* _Information given_:
[START]

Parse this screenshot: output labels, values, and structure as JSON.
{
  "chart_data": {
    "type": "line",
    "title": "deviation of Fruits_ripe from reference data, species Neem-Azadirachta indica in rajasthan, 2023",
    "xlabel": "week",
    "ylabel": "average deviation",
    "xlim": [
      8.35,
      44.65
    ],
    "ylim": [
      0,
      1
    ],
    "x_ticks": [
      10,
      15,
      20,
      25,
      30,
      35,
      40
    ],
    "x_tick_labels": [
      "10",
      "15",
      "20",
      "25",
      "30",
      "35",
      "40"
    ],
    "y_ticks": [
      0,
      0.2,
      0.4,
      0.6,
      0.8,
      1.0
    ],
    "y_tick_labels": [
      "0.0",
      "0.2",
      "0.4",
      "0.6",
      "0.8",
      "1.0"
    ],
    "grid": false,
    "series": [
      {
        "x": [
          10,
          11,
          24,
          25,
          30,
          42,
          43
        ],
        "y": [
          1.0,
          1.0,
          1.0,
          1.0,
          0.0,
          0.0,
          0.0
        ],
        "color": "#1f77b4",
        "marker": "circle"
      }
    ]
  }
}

[END]

Retype the listing exactly, in full.

Parse this screenshot: output labels, values, and structure as JSON.
{
  "chart_data": {
    "type": "line",
    "title": "deviation of Fruits_ripe from reference data, species Neem-Azadirachta indica in rajasthan, 2023",
    "xlabel": "week",
    "ylabel": "average deviation",
    "xlim": [
      8.35,
      44.65
    ],
    "ylim": [
      0,
      1
    ],
    "x_ticks": [
      10,
      15,
      20,
      25,
      30,
      35,
      40
    ],
    "x_tick_labels": [
      "10",
      "15",
      "20",
      "25",
      "30",
      "35",
      "40"
    ],
    "y_ticks": [
      0,
      0.2,
      0.4,
      0.6,
      0.8,
      1.0
    ],
    "y_tick_labels": [
      "0.0",
      "0.2",
      "0.4",
      "0.6",
      "0.8",
      "1.0"
    ],
    "grid": false,
    "series": [
      {
        "x": [
          10,
          11,
          24,
          25,
          30,
          42,
          43
        ],
        "y": [
          1.0,
          1.0,
          1.0,
          1.0,
          0.0,
          0.0,
          0.0
        ],
        "color": "#1f77b4",
        "marker": "circle"
      }
    ]
  }
}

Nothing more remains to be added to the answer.